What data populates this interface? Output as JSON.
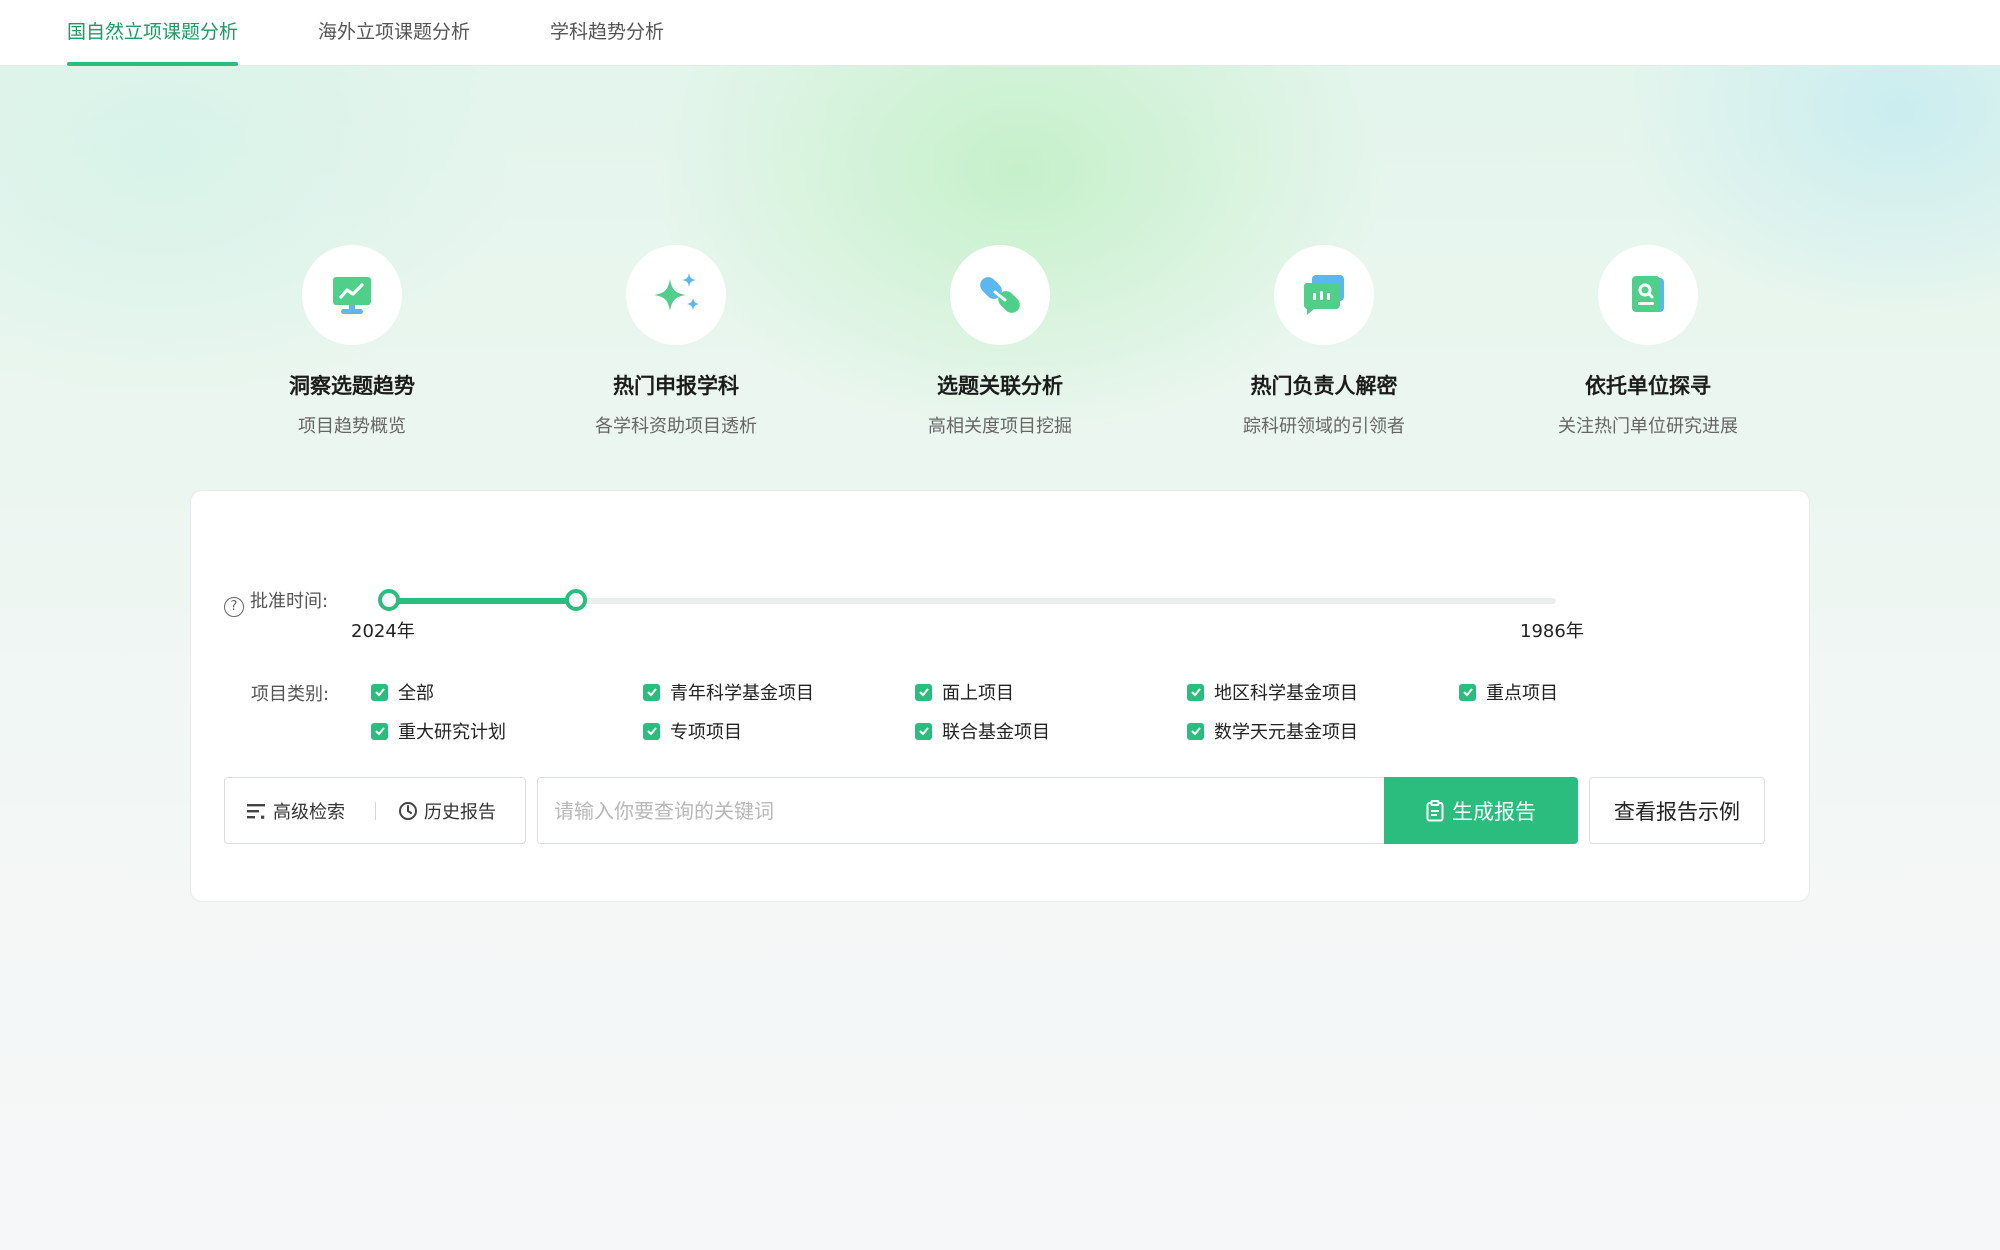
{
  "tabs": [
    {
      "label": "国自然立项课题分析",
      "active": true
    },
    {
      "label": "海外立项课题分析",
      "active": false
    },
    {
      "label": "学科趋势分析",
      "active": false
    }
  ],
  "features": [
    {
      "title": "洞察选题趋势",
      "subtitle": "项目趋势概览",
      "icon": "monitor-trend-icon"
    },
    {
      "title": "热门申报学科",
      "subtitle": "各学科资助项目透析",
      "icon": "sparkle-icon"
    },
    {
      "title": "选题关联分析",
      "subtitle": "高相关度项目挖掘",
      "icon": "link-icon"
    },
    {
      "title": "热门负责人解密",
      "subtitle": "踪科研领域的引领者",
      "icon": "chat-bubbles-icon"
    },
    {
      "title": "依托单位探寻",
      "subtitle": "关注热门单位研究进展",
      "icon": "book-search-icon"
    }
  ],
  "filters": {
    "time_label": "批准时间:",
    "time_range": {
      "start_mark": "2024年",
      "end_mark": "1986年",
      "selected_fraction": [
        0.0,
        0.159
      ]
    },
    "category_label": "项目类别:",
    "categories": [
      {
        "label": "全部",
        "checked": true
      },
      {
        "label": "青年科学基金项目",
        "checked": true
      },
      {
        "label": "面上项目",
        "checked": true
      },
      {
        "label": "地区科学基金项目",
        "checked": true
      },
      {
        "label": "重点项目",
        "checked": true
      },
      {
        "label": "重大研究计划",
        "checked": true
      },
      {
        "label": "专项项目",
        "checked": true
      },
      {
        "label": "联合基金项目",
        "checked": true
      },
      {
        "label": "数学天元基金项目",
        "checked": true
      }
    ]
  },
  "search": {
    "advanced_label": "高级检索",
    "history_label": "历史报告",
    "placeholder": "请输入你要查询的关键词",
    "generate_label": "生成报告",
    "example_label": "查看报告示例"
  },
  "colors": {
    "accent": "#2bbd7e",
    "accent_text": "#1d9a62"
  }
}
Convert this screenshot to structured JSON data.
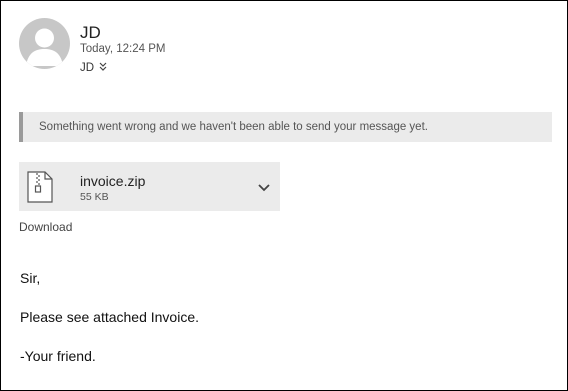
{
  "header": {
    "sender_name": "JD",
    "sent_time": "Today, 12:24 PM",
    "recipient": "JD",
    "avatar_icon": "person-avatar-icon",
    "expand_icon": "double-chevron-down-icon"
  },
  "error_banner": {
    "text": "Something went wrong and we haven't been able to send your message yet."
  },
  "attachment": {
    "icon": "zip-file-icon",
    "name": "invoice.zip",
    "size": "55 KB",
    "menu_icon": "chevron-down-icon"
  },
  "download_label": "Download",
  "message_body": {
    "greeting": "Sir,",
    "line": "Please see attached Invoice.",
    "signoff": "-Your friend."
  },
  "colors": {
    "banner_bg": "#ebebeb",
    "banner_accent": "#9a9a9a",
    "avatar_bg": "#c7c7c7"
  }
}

What this task involves: Repeat the full listing above exactly, with no pictures in the copy.

Solution:
What data populates this interface? Output as JSON.
{
  "tabs": [
    {
      "label": "国自然立项课题分析",
      "active": true
    },
    {
      "label": "海外立项课题分析",
      "active": false
    },
    {
      "label": "学科趋势分析",
      "active": false
    }
  ],
  "features": [
    {
      "title": "洞察选题趋势",
      "subtitle": "项目趋势概览",
      "icon": "monitor-trend-icon"
    },
    {
      "title": "热门申报学科",
      "subtitle": "各学科资助项目透析",
      "icon": "sparkle-icon"
    },
    {
      "title": "选题关联分析",
      "subtitle": "高相关度项目挖掘",
      "icon": "link-icon"
    },
    {
      "title": "热门负责人解密",
      "subtitle": "踪科研领域的引领者",
      "icon": "chat-bubbles-icon"
    },
    {
      "title": "依托单位探寻",
      "subtitle": "关注热门单位研究进展",
      "icon": "book-search-icon"
    }
  ],
  "filters": {
    "time_label": "批准时间:",
    "time_range": {
      "start_mark": "2024年",
      "end_mark": "1986年",
      "selected_fraction": [
        0.0,
        0.159
      ]
    },
    "category_label": "项目类别:",
    "categories": [
      {
        "label": "全部",
        "checked": true
      },
      {
        "label": "青年科学基金项目",
        "checked": true
      },
      {
        "label": "面上项目",
        "checked": true
      },
      {
        "label": "地区科学基金项目",
        "checked": true
      },
      {
        "label": "重点项目",
        "checked": true
      },
      {
        "label": "重大研究计划",
        "checked": true
      },
      {
        "label": "专项项目",
        "checked": true
      },
      {
        "label": "联合基金项目",
        "checked": true
      },
      {
        "label": "数学天元基金项目",
        "checked": true
      }
    ]
  },
  "search": {
    "advanced_label": "高级检索",
    "history_label": "历史报告",
    "placeholder": "请输入你要查询的关键词",
    "generate_label": "生成报告",
    "example_label": "查看报告示例"
  },
  "colors": {
    "accent": "#2bbd7e",
    "accent_text": "#1d9a62"
  }
}
Convert this screenshot to structured JSON data.
{
  "header": {
    "sender_name": "JD",
    "sent_time": "Today, 12:24 PM",
    "recipient": "JD",
    "avatar_icon": "person-avatar-icon",
    "expand_icon": "double-chevron-down-icon"
  },
  "error_banner": {
    "text": "Something went wrong and we haven't been able to send your message yet."
  },
  "attachment": {
    "icon": "zip-file-icon",
    "name": "invoice.zip",
    "size": "55 KB",
    "menu_icon": "chevron-down-icon"
  },
  "download_label": "Download",
  "message_body": {
    "greeting": "Sir,",
    "line": "Please see attached Invoice.",
    "signoff": "-Your friend."
  },
  "colors": {
    "banner_bg": "#ebebeb",
    "banner_accent": "#9a9a9a",
    "avatar_bg": "#c7c7c7"
  }
}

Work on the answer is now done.